#### THE INPUT ####

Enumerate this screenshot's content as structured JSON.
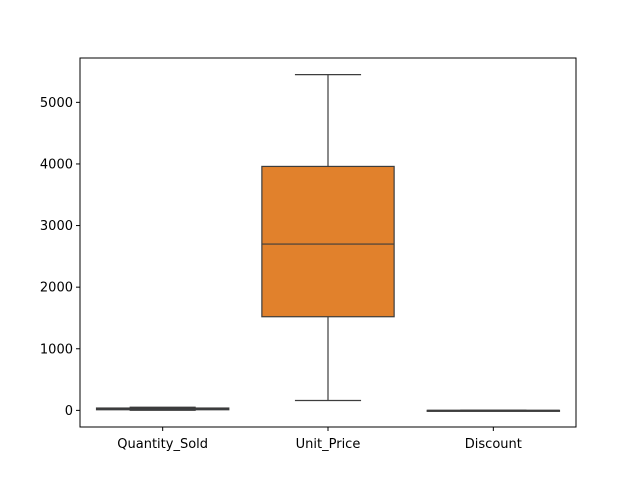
{
  "chart_data": {
    "type": "box",
    "categories": [
      "Quantity_Sold",
      "Unit_Price",
      "Discount"
    ],
    "boxes": [
      {
        "category": "Quantity_Sold",
        "whisker_low": 1,
        "q1": 10,
        "median": 25,
        "q3": 38,
        "whisker_high": 50,
        "color": "#3274a1"
      },
      {
        "category": "Unit_Price",
        "whisker_low": 160,
        "q1": 1520,
        "median": 2700,
        "q3": 3960,
        "whisker_high": 5450,
        "color": "#e1812c"
      },
      {
        "category": "Discount",
        "whisker_low": 0,
        "q1": 0.05,
        "median": 0.1,
        "q3": 0.2,
        "whisker_high": 0.3,
        "color": "#3a923a"
      }
    ],
    "ylim": [
      -270,
      5720
    ],
    "yticks": [
      0,
      1000,
      2000,
      3000,
      4000,
      5000
    ],
    "title": "",
    "xlabel": "",
    "ylabel": "",
    "grid": false,
    "line_color": "#3d3d3d"
  }
}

####

# TO BE DONE:
Print every record above exactly as written, leaving out the pictures.

# THE COMPLETED TASK:
Enumerate this screenshot's content as structured JSON.
{
  "chart_data": {
    "type": "box",
    "categories": [
      "Quantity_Sold",
      "Unit_Price",
      "Discount"
    ],
    "boxes": [
      {
        "category": "Quantity_Sold",
        "whisker_low": 1,
        "q1": 10,
        "median": 25,
        "q3": 38,
        "whisker_high": 50,
        "color": "#3274a1"
      },
      {
        "category": "Unit_Price",
        "whisker_low": 160,
        "q1": 1520,
        "median": 2700,
        "q3": 3960,
        "whisker_high": 5450,
        "color": "#e1812c"
      },
      {
        "category": "Discount",
        "whisker_low": 0,
        "q1": 0.05,
        "median": 0.1,
        "q3": 0.2,
        "whisker_high": 0.3,
        "color": "#3a923a"
      }
    ],
    "ylim": [
      -270,
      5720
    ],
    "yticks": [
      0,
      1000,
      2000,
      3000,
      4000,
      5000
    ],
    "title": "",
    "xlabel": "",
    "ylabel": "",
    "grid": false,
    "line_color": "#3d3d3d"
  }
}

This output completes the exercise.